─── Data ───

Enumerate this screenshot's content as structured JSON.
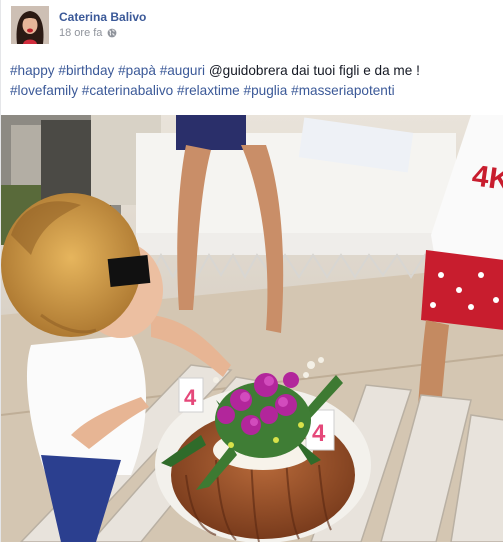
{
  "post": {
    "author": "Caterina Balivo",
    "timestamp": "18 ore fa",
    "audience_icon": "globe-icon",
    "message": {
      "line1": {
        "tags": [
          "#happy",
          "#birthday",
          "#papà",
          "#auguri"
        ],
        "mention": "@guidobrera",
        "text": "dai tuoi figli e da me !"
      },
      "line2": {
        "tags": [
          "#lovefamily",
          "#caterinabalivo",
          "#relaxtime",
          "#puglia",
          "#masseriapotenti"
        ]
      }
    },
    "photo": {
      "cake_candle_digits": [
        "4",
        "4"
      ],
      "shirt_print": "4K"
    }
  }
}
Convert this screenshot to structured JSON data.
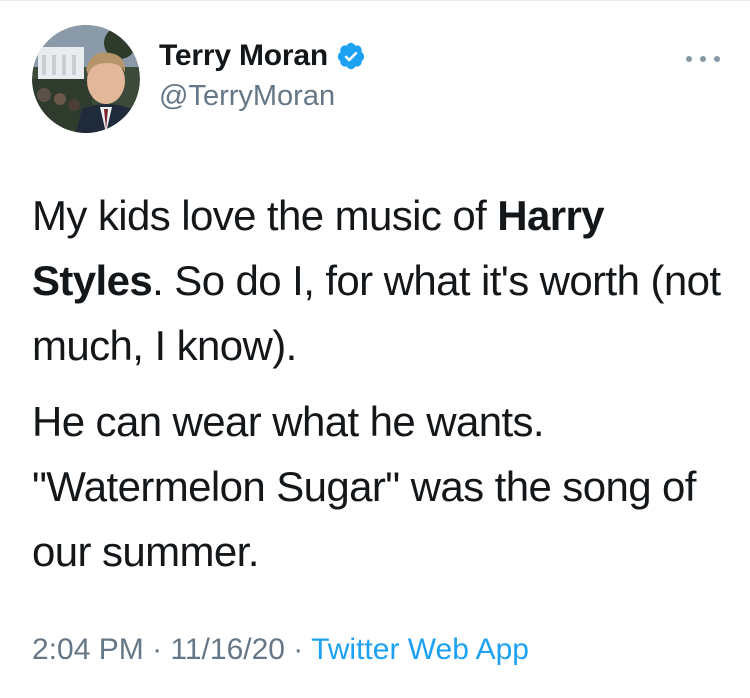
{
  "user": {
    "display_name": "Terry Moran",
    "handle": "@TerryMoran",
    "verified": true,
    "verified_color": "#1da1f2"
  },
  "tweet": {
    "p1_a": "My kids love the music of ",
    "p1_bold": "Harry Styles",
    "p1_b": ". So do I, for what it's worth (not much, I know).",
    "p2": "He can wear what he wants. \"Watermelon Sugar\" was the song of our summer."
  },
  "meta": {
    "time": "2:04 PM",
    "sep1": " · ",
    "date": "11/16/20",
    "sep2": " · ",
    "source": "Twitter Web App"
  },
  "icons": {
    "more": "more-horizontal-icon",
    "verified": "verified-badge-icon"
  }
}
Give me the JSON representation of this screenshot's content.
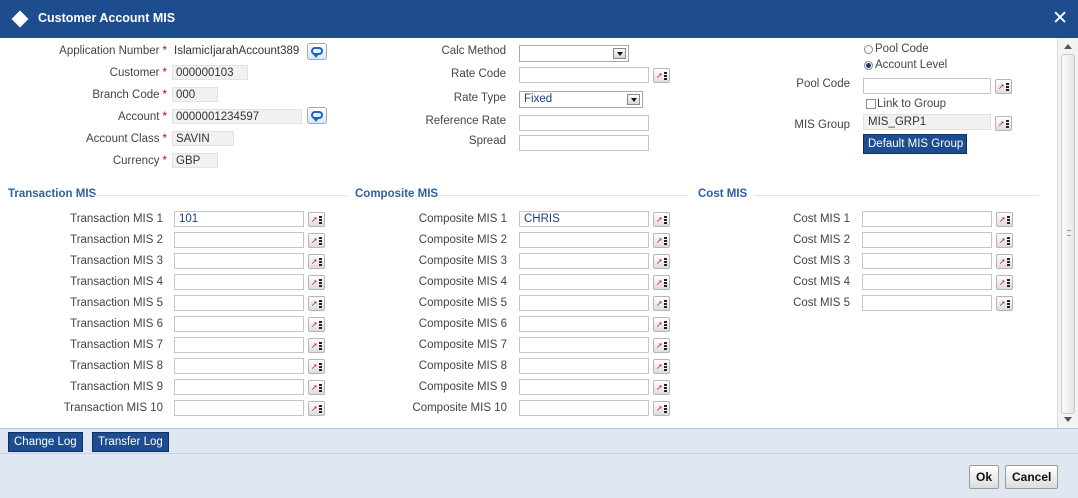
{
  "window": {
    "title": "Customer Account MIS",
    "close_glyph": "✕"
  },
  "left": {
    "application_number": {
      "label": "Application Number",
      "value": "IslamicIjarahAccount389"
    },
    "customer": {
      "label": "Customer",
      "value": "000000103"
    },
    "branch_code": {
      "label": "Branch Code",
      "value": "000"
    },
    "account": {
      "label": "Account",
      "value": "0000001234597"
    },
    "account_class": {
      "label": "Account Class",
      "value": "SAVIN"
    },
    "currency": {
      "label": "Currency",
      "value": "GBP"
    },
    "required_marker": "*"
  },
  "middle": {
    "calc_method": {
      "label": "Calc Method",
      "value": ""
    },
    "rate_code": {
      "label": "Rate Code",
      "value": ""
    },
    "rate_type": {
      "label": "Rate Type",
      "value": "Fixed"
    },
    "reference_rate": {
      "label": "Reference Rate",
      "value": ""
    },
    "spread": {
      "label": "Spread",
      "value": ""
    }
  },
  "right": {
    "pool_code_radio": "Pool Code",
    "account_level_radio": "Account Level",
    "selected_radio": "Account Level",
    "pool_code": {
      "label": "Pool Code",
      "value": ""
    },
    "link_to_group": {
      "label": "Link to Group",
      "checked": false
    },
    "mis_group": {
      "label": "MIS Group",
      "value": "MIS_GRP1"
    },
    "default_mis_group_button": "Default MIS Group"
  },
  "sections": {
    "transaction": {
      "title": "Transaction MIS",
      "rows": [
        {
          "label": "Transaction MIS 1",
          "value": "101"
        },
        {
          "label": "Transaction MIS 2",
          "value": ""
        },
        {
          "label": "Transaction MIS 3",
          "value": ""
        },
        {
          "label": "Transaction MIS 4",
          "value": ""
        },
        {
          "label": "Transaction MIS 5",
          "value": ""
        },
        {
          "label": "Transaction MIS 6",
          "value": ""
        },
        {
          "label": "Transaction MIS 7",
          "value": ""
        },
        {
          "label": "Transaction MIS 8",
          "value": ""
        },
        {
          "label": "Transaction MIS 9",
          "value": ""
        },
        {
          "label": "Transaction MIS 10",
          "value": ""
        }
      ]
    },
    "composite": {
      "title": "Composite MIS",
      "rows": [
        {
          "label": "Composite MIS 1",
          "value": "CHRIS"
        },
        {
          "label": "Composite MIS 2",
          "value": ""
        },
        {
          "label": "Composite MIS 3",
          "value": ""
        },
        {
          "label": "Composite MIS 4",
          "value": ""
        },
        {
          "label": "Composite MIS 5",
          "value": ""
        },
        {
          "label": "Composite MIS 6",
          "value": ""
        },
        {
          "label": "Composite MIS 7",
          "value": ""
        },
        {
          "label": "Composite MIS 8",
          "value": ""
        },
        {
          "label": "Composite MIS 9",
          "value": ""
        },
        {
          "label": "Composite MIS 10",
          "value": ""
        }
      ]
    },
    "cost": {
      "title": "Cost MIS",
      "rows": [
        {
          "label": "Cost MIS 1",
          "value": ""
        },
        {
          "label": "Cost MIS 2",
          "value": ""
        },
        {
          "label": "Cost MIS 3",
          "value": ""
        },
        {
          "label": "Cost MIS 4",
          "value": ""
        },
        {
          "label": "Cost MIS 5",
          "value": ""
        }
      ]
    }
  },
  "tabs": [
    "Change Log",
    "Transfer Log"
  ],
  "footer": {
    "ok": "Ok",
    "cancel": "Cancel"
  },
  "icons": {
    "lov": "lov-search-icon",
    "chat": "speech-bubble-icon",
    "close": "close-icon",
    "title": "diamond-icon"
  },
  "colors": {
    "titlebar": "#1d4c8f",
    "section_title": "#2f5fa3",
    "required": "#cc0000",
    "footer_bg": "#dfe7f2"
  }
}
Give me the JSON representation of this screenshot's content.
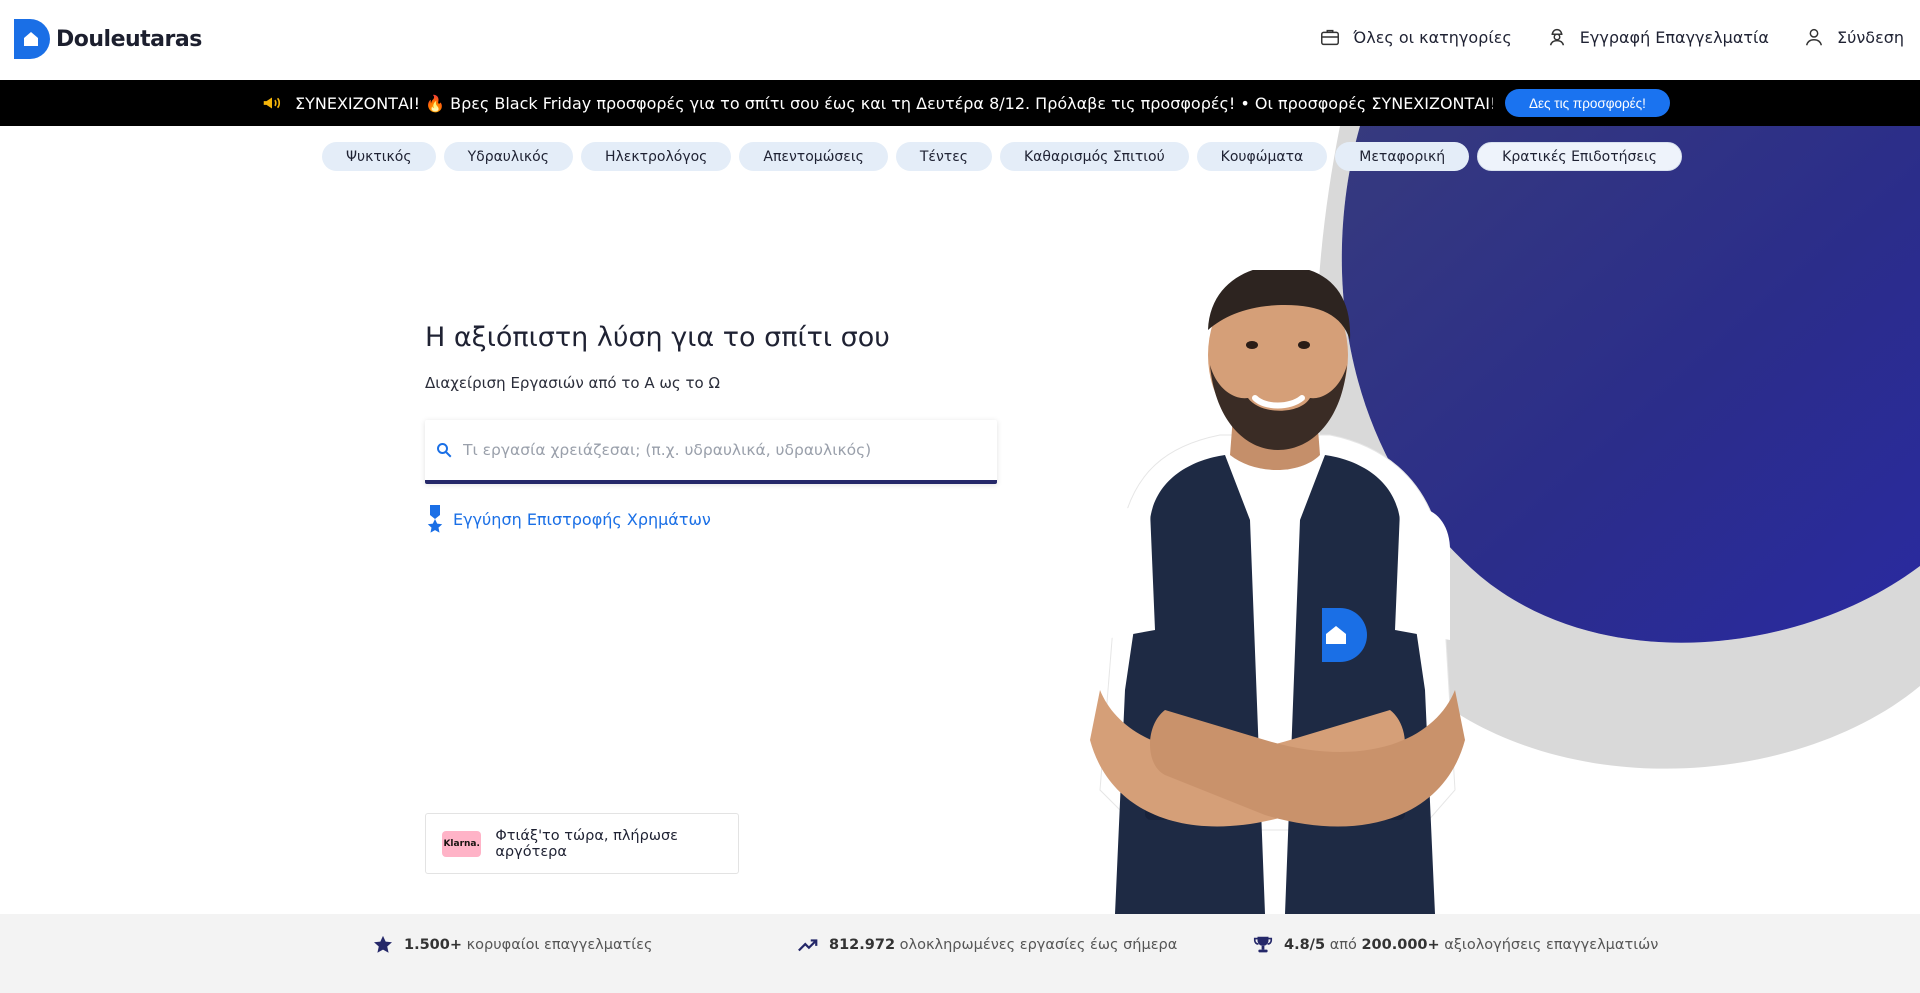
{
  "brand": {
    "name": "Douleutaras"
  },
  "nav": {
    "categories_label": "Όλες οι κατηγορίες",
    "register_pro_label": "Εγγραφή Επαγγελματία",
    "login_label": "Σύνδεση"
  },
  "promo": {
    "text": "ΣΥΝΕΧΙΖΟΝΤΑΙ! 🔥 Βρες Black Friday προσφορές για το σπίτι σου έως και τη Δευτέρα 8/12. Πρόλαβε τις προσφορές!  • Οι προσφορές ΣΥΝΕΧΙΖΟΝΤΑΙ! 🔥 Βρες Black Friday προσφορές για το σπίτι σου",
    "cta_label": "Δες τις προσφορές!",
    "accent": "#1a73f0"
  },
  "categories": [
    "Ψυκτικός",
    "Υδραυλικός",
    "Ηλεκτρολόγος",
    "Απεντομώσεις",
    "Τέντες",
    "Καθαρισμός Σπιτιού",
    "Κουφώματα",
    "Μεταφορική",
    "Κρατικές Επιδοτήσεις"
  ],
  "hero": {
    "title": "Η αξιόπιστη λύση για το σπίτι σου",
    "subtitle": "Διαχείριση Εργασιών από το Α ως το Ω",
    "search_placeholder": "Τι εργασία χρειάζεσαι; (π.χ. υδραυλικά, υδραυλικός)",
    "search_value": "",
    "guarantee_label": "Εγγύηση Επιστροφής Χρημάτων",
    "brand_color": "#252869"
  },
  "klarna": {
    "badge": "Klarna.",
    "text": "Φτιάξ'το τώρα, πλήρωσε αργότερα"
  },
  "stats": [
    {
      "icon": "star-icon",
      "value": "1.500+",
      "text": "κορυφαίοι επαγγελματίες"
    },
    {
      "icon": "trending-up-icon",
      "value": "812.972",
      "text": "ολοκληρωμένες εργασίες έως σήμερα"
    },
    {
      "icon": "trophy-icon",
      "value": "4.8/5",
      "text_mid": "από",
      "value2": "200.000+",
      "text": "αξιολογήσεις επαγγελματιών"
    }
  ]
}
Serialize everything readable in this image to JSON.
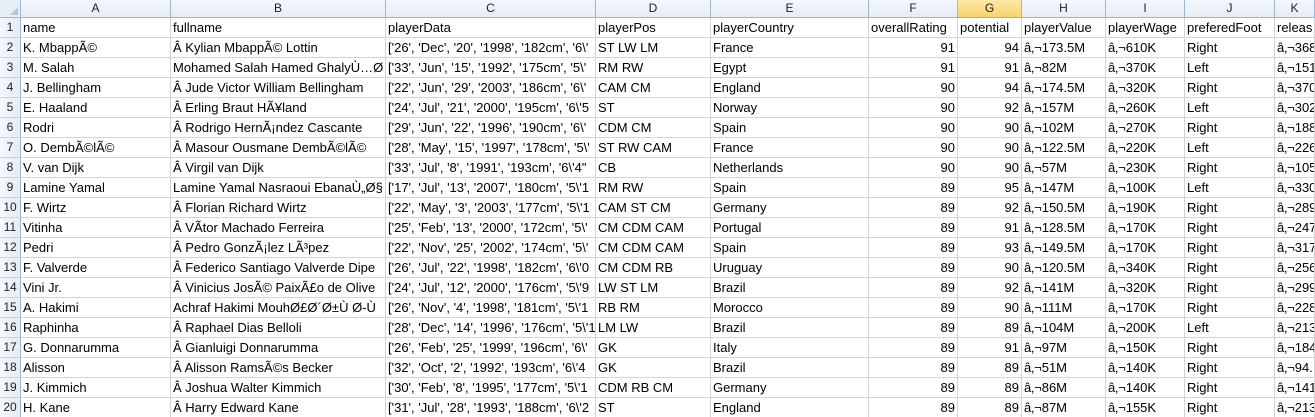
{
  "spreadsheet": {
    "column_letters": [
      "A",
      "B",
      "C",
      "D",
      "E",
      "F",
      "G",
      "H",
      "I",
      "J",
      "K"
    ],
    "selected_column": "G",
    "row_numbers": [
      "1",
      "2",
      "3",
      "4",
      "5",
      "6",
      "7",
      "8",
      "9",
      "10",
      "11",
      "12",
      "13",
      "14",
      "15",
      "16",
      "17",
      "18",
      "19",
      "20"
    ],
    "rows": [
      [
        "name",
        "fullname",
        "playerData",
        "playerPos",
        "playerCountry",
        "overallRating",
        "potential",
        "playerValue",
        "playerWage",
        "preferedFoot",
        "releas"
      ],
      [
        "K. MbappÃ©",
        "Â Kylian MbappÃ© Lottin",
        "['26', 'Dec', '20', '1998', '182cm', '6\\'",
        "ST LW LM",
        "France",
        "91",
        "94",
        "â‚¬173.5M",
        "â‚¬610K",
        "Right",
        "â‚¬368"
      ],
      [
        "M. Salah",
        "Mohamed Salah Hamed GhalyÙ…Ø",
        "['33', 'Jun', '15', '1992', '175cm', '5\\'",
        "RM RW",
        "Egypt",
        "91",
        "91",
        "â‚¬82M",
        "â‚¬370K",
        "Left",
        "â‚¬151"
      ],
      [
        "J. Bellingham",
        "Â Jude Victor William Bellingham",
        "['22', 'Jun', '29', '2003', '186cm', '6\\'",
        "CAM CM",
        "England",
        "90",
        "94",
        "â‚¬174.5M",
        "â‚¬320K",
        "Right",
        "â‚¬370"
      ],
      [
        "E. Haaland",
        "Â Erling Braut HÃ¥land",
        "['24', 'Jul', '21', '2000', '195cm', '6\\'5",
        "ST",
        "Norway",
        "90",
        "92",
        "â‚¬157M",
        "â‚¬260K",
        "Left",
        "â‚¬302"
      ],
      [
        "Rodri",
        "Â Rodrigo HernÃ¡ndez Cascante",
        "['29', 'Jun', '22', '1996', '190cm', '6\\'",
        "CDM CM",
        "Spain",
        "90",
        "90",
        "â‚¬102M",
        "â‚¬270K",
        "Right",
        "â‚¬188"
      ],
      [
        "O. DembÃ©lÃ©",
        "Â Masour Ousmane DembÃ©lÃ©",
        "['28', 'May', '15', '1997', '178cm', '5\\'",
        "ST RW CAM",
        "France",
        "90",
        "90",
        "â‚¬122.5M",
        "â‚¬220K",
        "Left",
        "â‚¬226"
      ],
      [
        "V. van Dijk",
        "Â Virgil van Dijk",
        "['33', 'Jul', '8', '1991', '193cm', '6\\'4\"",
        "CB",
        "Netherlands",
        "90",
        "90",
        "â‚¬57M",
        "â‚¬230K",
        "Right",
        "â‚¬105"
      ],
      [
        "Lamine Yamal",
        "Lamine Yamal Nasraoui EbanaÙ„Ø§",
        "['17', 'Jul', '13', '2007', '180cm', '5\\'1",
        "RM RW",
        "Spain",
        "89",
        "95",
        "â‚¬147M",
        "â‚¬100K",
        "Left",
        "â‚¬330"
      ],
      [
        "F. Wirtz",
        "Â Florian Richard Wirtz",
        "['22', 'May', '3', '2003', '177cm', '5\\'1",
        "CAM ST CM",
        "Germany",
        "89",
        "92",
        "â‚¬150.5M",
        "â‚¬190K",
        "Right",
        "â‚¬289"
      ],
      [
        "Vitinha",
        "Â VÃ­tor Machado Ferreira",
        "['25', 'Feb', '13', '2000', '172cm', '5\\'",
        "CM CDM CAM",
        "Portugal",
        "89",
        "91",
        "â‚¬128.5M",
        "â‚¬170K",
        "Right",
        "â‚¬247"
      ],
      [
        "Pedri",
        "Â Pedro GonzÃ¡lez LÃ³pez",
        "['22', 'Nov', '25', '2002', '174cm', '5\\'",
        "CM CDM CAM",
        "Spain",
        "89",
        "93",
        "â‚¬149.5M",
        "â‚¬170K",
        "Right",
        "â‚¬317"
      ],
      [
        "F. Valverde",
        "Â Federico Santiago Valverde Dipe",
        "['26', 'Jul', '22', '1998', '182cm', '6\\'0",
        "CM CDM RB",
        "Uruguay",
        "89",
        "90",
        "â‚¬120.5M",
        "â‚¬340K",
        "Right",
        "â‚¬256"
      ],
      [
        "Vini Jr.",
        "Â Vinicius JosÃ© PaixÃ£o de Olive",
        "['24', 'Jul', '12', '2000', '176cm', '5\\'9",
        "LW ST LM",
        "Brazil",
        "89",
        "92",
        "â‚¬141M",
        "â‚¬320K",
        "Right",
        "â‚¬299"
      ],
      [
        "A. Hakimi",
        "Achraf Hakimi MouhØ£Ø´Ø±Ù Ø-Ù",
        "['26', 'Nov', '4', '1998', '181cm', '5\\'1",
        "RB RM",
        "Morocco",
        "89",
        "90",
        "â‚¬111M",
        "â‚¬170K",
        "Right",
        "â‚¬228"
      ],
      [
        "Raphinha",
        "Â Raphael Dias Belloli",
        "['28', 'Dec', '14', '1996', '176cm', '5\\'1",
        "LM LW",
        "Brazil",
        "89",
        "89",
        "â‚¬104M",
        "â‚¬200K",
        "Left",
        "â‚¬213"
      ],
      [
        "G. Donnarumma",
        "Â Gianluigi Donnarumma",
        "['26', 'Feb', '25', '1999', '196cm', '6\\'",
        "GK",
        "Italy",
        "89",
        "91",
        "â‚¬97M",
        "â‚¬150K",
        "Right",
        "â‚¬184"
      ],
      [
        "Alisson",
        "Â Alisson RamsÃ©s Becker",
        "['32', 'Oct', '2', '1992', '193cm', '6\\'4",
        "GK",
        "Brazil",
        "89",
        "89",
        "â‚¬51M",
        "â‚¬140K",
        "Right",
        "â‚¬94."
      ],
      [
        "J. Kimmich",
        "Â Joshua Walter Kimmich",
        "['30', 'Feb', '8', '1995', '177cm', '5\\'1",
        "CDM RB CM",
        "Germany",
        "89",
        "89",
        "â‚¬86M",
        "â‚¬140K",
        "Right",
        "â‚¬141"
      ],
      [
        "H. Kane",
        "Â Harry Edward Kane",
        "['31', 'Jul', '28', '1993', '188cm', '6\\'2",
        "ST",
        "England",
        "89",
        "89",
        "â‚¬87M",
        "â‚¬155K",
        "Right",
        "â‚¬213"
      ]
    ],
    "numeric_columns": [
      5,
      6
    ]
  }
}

───

List each line in the listing that contains the string "Valverde".

        "F. Valverde",
        "Â Federico Santiago Valverde Dipe",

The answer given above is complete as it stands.